* [JOB] Both ends included, set down the lines from the line containing "Transcribe this image's" through the last line of the records below, without pictures.

* [LISTED RECORDS]
■ ■ ■ ■ ■
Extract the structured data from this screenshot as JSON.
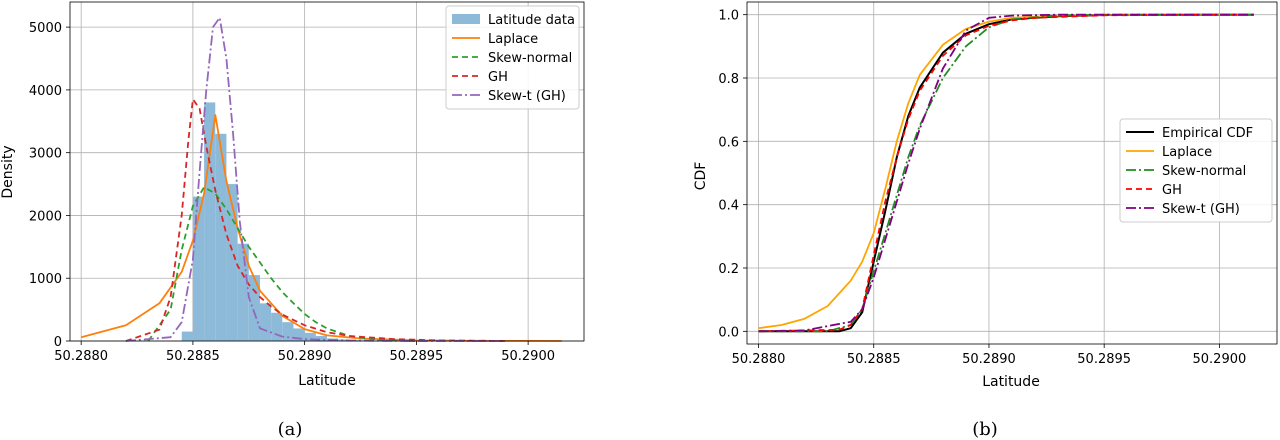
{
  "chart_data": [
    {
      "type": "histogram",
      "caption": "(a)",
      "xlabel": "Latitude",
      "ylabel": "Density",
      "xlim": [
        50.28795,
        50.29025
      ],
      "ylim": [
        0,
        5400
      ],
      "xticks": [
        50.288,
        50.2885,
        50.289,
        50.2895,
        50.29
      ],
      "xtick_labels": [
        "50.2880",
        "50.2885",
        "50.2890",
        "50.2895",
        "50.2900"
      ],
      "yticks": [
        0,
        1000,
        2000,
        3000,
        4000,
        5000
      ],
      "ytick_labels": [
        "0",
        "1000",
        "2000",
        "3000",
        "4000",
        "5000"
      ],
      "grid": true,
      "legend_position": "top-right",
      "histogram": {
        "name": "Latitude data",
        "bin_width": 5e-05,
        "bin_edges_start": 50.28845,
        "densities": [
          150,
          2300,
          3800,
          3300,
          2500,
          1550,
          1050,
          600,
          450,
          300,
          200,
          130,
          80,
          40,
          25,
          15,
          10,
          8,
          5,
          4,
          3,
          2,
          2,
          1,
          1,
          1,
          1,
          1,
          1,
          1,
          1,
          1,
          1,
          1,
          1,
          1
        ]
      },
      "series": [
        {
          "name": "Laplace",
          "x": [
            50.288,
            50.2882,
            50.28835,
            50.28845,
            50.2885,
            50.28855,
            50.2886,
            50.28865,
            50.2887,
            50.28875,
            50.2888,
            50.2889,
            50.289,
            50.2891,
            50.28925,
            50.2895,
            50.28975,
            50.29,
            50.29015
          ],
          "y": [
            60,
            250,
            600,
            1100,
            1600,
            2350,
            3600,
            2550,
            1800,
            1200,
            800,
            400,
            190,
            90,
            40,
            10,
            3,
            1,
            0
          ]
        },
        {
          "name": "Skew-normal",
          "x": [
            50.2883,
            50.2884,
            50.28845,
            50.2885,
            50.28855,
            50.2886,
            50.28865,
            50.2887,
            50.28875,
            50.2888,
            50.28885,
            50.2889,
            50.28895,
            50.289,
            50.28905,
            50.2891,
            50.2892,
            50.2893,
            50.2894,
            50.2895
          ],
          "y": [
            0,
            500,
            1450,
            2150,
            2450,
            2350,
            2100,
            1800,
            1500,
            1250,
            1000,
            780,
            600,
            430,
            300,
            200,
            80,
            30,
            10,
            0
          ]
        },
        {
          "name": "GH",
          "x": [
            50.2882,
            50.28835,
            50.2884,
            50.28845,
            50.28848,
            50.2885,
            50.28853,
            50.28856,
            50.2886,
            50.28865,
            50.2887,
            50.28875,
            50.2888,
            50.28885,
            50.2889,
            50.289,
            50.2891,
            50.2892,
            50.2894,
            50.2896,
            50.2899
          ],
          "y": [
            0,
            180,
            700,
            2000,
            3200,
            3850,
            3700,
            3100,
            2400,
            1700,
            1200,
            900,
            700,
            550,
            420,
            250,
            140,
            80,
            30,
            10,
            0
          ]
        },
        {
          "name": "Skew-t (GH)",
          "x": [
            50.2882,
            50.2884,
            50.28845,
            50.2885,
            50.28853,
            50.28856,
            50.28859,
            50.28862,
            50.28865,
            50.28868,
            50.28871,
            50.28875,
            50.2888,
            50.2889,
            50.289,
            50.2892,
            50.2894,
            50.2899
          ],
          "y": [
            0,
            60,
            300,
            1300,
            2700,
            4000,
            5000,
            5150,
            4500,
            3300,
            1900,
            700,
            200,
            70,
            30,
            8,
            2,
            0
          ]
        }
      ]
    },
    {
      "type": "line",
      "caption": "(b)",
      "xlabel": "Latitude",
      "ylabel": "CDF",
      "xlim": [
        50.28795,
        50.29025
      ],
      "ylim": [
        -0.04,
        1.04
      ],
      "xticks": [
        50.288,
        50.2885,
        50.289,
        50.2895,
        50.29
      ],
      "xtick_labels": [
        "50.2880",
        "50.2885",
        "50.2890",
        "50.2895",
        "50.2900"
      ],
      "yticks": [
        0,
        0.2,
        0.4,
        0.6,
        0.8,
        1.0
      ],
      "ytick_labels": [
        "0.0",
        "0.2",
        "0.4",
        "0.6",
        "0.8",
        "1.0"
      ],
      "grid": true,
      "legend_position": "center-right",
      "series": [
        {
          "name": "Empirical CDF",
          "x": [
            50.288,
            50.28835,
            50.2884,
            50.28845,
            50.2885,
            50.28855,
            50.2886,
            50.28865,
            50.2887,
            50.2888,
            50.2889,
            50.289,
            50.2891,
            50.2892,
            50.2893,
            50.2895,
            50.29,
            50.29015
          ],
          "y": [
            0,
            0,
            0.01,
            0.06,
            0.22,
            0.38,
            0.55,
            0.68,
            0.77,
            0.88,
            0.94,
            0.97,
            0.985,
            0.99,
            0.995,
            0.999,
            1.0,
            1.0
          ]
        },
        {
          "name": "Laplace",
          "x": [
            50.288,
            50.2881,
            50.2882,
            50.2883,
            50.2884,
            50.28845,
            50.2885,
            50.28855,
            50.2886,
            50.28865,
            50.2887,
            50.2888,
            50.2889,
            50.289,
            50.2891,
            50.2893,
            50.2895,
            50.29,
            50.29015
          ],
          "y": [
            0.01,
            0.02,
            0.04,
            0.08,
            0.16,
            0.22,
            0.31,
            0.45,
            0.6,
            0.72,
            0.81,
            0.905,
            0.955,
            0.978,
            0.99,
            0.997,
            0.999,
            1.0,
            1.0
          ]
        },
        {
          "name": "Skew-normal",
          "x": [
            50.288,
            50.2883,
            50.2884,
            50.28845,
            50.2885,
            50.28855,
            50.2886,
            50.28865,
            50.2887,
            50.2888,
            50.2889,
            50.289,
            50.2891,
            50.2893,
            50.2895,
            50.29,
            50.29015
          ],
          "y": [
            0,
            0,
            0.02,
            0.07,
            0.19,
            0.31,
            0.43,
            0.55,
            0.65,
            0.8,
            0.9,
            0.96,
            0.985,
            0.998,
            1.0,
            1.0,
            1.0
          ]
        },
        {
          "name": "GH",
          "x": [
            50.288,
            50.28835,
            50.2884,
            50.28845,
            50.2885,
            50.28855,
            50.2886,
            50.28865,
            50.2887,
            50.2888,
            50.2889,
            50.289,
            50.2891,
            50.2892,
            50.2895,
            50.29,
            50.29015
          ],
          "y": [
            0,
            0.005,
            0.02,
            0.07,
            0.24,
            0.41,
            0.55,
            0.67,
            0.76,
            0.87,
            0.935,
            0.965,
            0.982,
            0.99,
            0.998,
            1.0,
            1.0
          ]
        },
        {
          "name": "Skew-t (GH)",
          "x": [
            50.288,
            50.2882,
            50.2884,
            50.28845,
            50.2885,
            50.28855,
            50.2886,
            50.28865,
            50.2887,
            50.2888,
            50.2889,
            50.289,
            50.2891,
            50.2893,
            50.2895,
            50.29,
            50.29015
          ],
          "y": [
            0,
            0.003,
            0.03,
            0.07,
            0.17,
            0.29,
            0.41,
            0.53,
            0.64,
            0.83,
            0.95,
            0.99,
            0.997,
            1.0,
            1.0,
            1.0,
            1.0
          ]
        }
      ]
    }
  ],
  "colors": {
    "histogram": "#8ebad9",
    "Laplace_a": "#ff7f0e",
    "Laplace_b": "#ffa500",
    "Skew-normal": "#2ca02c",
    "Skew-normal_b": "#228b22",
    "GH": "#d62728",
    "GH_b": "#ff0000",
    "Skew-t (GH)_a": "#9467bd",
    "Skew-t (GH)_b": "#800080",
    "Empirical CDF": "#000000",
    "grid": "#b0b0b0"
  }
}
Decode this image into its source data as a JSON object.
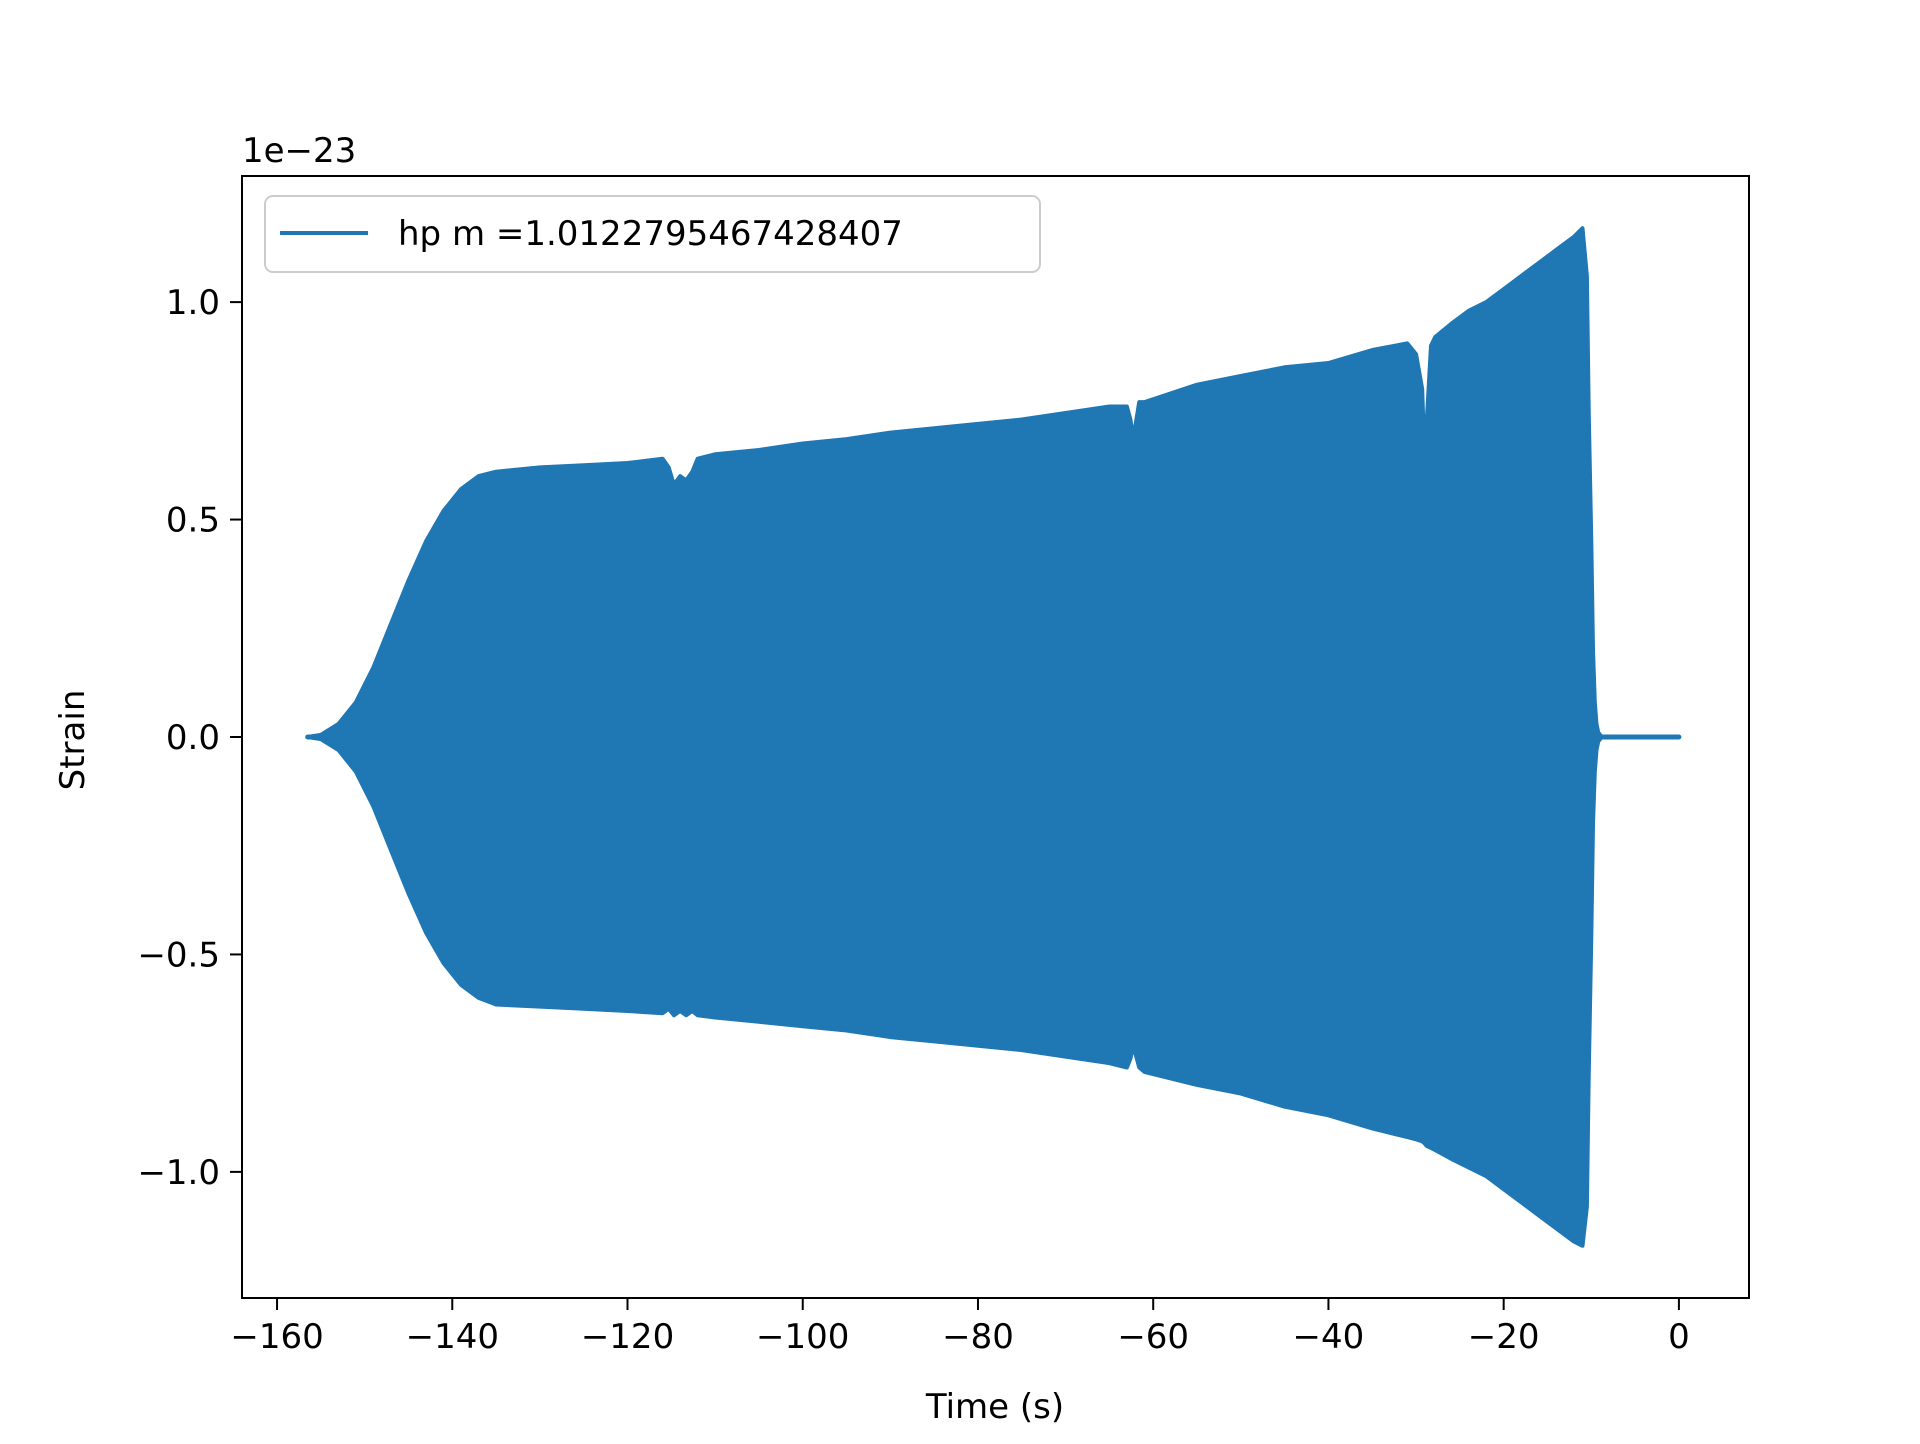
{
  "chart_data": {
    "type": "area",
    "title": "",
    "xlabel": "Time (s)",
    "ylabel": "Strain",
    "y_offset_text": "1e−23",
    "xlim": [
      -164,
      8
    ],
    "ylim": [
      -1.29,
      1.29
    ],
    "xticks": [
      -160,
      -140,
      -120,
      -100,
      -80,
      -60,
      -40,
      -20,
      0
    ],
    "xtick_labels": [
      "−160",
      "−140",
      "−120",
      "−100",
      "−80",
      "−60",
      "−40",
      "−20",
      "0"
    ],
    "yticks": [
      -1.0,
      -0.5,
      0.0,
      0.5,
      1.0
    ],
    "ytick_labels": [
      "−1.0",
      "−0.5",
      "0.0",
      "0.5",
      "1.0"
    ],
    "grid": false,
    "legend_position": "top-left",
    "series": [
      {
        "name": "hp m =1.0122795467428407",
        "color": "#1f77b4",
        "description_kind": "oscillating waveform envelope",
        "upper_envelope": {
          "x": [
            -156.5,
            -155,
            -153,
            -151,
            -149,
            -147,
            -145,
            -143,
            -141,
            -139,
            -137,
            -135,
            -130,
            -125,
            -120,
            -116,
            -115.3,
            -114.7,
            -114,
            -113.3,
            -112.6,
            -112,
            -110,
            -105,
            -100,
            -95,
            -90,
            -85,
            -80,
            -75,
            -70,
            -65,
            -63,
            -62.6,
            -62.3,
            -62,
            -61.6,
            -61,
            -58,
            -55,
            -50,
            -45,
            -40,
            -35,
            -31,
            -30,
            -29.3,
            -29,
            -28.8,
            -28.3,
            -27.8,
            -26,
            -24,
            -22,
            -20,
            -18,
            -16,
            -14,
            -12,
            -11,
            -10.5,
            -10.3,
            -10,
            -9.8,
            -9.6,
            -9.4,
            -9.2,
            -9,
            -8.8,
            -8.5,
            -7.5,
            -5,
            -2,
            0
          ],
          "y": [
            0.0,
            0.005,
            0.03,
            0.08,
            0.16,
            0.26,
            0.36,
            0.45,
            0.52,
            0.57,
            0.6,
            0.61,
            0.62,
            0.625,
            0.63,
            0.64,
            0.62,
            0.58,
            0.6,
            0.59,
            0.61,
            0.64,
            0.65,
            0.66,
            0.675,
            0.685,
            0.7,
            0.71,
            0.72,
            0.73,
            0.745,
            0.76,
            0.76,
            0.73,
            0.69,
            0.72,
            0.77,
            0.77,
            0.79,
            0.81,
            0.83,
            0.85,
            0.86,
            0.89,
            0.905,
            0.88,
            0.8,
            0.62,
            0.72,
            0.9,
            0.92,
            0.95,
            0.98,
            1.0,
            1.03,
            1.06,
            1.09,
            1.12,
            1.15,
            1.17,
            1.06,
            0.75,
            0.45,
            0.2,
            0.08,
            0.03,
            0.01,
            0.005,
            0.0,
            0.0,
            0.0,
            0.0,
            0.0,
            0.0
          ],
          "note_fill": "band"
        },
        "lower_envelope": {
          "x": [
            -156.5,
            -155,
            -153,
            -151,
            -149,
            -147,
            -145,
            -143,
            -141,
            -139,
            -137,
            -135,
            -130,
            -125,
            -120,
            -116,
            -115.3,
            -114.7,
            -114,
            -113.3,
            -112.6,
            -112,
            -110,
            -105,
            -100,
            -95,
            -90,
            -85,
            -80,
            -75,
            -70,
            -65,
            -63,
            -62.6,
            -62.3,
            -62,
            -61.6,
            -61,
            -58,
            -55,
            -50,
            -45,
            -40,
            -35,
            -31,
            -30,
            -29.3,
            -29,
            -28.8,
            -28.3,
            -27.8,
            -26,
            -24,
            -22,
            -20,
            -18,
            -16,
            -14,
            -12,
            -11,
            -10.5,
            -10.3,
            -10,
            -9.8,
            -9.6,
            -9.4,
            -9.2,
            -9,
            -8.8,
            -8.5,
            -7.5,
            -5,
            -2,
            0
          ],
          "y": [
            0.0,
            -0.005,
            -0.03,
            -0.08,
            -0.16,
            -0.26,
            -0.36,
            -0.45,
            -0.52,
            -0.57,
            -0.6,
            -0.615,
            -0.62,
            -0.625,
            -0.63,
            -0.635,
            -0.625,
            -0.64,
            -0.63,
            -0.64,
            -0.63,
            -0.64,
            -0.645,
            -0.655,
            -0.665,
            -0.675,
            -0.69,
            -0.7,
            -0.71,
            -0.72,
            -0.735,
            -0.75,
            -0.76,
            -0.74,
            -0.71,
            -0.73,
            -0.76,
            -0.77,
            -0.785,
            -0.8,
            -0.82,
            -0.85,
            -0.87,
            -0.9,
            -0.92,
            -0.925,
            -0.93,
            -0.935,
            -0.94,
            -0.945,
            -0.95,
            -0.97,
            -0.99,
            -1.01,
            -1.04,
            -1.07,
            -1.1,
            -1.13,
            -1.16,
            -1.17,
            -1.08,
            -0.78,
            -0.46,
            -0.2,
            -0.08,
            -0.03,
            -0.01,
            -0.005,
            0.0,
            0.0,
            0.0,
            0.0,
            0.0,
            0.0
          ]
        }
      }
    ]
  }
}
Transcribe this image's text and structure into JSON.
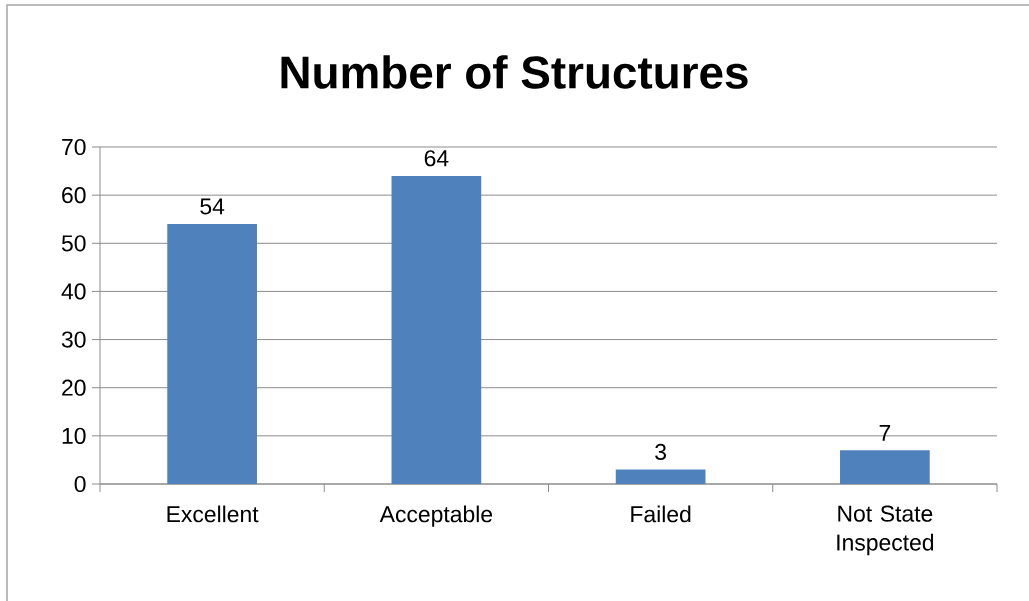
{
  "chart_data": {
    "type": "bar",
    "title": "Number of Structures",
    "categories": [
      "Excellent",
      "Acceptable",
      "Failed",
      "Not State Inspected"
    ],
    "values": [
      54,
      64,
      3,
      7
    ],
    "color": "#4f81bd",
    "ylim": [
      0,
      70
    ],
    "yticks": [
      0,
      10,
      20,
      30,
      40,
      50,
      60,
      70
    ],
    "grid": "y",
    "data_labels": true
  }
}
■ ■ ■ ■ ■
* [EXERCISE ANSWER]
Transcribe this image's text and structure into JSON.
{
  "chart_data": {
    "type": "bar",
    "title": "Number of Structures",
    "categories": [
      "Excellent",
      "Acceptable",
      "Failed",
      "Not State Inspected"
    ],
    "values": [
      54,
      64,
      3,
      7
    ],
    "color": "#4f81bd",
    "ylim": [
      0,
      70
    ],
    "yticks": [
      0,
      10,
      20,
      30,
      40,
      50,
      60,
      70
    ],
    "grid": "y",
    "data_labels": true
  }
}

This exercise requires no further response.